### Problem statement
Copy each line of the listing below exactly.

### Given records
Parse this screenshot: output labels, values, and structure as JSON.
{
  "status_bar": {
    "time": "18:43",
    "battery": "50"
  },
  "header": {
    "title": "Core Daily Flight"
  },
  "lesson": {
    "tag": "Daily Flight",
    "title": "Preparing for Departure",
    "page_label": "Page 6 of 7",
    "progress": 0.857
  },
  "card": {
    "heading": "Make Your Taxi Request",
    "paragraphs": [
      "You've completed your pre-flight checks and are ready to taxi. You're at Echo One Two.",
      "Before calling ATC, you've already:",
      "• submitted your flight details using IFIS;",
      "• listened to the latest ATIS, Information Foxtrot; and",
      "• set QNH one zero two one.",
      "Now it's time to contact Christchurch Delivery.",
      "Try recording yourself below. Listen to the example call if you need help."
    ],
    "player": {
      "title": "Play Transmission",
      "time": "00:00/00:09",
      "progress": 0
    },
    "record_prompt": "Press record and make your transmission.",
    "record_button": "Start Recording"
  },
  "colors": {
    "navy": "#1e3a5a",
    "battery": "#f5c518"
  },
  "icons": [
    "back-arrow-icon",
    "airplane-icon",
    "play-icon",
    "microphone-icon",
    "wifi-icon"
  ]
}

### Solution
Parse this screenshot: output labels, values, and structure as JSON.
{
  "status_bar": {
    "time": "18:43",
    "battery": "50"
  },
  "header": {
    "title": "Core Daily Flight"
  },
  "lesson": {
    "tag": "Daily Flight",
    "title": "Preparing for Departure",
    "page_label": "Page 6 of 7",
    "progress": 0.857
  },
  "card": {
    "heading": "Make Your Taxi Request",
    "paragraphs": [
      "You've completed your pre-flight checks and are ready to taxi. You're at Echo One Two.",
      "Before calling ATC, you've already:",
      "• submitted your flight details using IFIS;",
      "• listened to the latest ATIS, Information Foxtrot; and",
      "• set QNH one zero two one.",
      "Now it's time to contact Christchurch Delivery.",
      "Try recording yourself below. Listen to the example call if you need help."
    ],
    "player": {
      "title": "Play Transmission",
      "time": "00:00/00:09",
      "progress": 0
    },
    "record_prompt": "Press record and make your transmission.",
    "record_button": "Start Recording"
  },
  "colors": {
    "navy": "#1e3a5a",
    "battery": "#f5c518"
  },
  "icons": [
    "back-arrow-icon",
    "airplane-icon",
    "play-icon",
    "microphone-icon",
    "wifi-icon"
  ]
}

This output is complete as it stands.